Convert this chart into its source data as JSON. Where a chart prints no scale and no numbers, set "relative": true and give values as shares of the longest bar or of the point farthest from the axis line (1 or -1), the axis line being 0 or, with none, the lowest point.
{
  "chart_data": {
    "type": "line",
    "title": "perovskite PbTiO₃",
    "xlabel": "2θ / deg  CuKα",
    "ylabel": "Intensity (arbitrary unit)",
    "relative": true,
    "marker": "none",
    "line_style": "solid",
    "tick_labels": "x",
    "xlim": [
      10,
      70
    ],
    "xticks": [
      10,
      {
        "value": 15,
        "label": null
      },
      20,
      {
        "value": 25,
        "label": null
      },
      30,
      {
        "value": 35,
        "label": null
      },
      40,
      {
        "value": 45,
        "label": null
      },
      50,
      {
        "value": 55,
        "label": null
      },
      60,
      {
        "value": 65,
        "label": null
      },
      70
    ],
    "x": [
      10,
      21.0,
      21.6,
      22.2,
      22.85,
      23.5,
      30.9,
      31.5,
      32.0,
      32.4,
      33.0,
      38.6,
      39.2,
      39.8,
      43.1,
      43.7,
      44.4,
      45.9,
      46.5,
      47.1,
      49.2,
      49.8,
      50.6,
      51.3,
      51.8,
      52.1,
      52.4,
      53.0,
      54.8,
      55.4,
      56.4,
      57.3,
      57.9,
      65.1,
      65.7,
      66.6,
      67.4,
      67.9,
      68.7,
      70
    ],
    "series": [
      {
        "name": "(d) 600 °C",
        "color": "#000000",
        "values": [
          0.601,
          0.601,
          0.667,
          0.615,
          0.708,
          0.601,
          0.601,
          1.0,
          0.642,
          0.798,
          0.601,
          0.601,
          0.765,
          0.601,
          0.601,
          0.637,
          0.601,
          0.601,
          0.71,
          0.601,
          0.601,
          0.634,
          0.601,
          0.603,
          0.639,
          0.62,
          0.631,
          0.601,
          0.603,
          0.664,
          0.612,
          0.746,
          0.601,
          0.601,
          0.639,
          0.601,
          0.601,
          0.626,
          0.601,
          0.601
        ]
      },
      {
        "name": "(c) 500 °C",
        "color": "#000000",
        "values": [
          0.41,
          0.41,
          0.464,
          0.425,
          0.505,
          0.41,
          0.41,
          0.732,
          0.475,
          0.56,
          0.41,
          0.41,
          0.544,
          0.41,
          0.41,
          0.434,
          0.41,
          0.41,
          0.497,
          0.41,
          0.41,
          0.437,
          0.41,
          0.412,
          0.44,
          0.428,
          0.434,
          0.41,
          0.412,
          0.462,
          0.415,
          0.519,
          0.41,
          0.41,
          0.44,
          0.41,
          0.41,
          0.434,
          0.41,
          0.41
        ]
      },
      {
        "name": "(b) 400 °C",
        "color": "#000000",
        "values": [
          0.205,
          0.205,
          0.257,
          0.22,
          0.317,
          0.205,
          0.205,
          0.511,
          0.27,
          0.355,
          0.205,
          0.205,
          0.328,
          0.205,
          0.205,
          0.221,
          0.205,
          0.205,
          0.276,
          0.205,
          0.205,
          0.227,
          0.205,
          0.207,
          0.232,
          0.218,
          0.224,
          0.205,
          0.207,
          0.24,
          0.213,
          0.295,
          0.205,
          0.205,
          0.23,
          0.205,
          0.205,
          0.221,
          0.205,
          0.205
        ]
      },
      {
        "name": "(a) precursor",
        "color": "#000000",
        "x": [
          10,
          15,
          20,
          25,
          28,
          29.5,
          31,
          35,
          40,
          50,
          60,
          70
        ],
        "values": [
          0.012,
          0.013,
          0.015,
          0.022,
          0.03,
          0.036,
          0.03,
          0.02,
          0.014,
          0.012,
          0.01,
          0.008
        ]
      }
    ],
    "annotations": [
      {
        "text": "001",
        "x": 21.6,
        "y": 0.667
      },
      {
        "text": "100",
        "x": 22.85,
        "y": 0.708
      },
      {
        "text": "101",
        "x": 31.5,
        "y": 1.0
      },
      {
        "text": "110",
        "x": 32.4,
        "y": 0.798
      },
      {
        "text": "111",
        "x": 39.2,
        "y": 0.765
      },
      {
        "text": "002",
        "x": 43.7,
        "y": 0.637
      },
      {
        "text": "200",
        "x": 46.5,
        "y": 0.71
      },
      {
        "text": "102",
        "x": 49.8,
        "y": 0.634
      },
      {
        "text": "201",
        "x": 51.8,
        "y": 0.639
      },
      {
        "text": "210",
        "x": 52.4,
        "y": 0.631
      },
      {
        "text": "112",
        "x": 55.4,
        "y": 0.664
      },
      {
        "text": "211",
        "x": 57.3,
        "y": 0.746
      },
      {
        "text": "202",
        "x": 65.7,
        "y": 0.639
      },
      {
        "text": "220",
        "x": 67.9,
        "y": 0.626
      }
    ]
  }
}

——

▶ [TASK GOAL]: Write out every line from the records above, word for word.

▶ [WORKED ANSWER]:
Convert this chart into its source data as JSON. Where a chart prints no scale and no numbers, set "relative": true and give values as shares of the longest bar or of the point farthest from the axis line (1 or -1), the axis line being 0 or, with none, the lowest point.
{
  "chart_data": {
    "type": "line",
    "title": "perovskite PbTiO₃",
    "xlabel": "2θ / deg  CuKα",
    "ylabel": "Intensity (arbitrary unit)",
    "relative": true,
    "marker": "none",
    "line_style": "solid",
    "tick_labels": "x",
    "xlim": [
      10,
      70
    ],
    "xticks": [
      10,
      {
        "value": 15,
        "label": null
      },
      20,
      {
        "value": 25,
        "label": null
      },
      30,
      {
        "value": 35,
        "label": null
      },
      40,
      {
        "value": 45,
        "label": null
      },
      50,
      {
        "value": 55,
        "label": null
      },
      60,
      {
        "value": 65,
        "label": null
      },
      70
    ],
    "x": [
      10,
      21.0,
      21.6,
      22.2,
      22.85,
      23.5,
      30.9,
      31.5,
      32.0,
      32.4,
      33.0,
      38.6,
      39.2,
      39.8,
      43.1,
      43.7,
      44.4,
      45.9,
      46.5,
      47.1,
      49.2,
      49.8,
      50.6,
      51.3,
      51.8,
      52.1,
      52.4,
      53.0,
      54.8,
      55.4,
      56.4,
      57.3,
      57.9,
      65.1,
      65.7,
      66.6,
      67.4,
      67.9,
      68.7,
      70
    ],
    "series": [
      {
        "name": "(d) 600 °C",
        "color": "#000000",
        "values": [
          0.601,
          0.601,
          0.667,
          0.615,
          0.708,
          0.601,
          0.601,
          1.0,
          0.642,
          0.798,
          0.601,
          0.601,
          0.765,
          0.601,
          0.601,
          0.637,
          0.601,
          0.601,
          0.71,
          0.601,
          0.601,
          0.634,
          0.601,
          0.603,
          0.639,
          0.62,
          0.631,
          0.601,
          0.603,
          0.664,
          0.612,
          0.746,
          0.601,
          0.601,
          0.639,
          0.601,
          0.601,
          0.626,
          0.601,
          0.601
        ]
      },
      {
        "name": "(c) 500 °C",
        "color": "#000000",
        "values": [
          0.41,
          0.41,
          0.464,
          0.425,
          0.505,
          0.41,
          0.41,
          0.732,
          0.475,
          0.56,
          0.41,
          0.41,
          0.544,
          0.41,
          0.41,
          0.434,
          0.41,
          0.41,
          0.497,
          0.41,
          0.41,
          0.437,
          0.41,
          0.412,
          0.44,
          0.428,
          0.434,
          0.41,
          0.412,
          0.462,
          0.415,
          0.519,
          0.41,
          0.41,
          0.44,
          0.41,
          0.41,
          0.434,
          0.41,
          0.41
        ]
      },
      {
        "name": "(b) 400 °C",
        "color": "#000000",
        "values": [
          0.205,
          0.205,
          0.257,
          0.22,
          0.317,
          0.205,
          0.205,
          0.511,
          0.27,
          0.355,
          0.205,
          0.205,
          0.328,
          0.205,
          0.205,
          0.221,
          0.205,
          0.205,
          0.276,
          0.205,
          0.205,
          0.227,
          0.205,
          0.207,
          0.232,
          0.218,
          0.224,
          0.205,
          0.207,
          0.24,
          0.213,
          0.295,
          0.205,
          0.205,
          0.23,
          0.205,
          0.205,
          0.221,
          0.205,
          0.205
        ]
      },
      {
        "name": "(a) precursor",
        "color": "#000000",
        "x": [
          10,
          15,
          20,
          25,
          28,
          29.5,
          31,
          35,
          40,
          50,
          60,
          70
        ],
        "values": [
          0.012,
          0.013,
          0.015,
          0.022,
          0.03,
          0.036,
          0.03,
          0.02,
          0.014,
          0.012,
          0.01,
          0.008
        ]
      }
    ],
    "annotations": [
      {
        "text": "001",
        "x": 21.6,
        "y": 0.667
      },
      {
        "text": "100",
        "x": 22.85,
        "y": 0.708
      },
      {
        "text": "101",
        "x": 31.5,
        "y": 1.0
      },
      {
        "text": "110",
        "x": 32.4,
        "y": 0.798
      },
      {
        "text": "111",
        "x": 39.2,
        "y": 0.765
      },
      {
        "text": "002",
        "x": 43.7,
        "y": 0.637
      },
      {
        "text": "200",
        "x": 46.5,
        "y": 0.71
      },
      {
        "text": "102",
        "x": 49.8,
        "y": 0.634
      },
      {
        "text": "201",
        "x": 51.8,
        "y": 0.639
      },
      {
        "text": "210",
        "x": 52.4,
        "y": 0.631
      },
      {
        "text": "112",
        "x": 55.4,
        "y": 0.664
      },
      {
        "text": "211",
        "x": 57.3,
        "y": 0.746
      },
      {
        "text": "202",
        "x": 65.7,
        "y": 0.639
      },
      {
        "text": "220",
        "x": 67.9,
        "y": 0.626
      }
    ]
  }
}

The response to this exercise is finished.